» **WHAT YOU NEED TO DO**
Extract all of the entries and set them down verbatim.

» **MATERIAL FOR THIS EXERCISE**
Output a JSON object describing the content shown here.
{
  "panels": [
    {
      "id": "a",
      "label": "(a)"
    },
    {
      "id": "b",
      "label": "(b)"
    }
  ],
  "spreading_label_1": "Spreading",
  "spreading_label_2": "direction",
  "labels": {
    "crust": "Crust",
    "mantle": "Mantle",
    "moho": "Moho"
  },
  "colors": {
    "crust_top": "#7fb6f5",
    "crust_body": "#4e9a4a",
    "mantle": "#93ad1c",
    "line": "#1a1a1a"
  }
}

» **THE COMPLETED TASK**
Output a JSON object describing the content shown here.
{
  "panels": [
    {
      "id": "a",
      "label": "(a)"
    },
    {
      "id": "b",
      "label": "(b)"
    }
  ],
  "spreading_label_1": "Spreading",
  "spreading_label_2": "direction",
  "labels": {
    "crust": "Crust",
    "mantle": "Mantle",
    "moho": "Moho"
  },
  "colors": {
    "crust_top": "#7fb6f5",
    "crust_body": "#4e9a4a",
    "mantle": "#93ad1c",
    "line": "#1a1a1a"
  }
}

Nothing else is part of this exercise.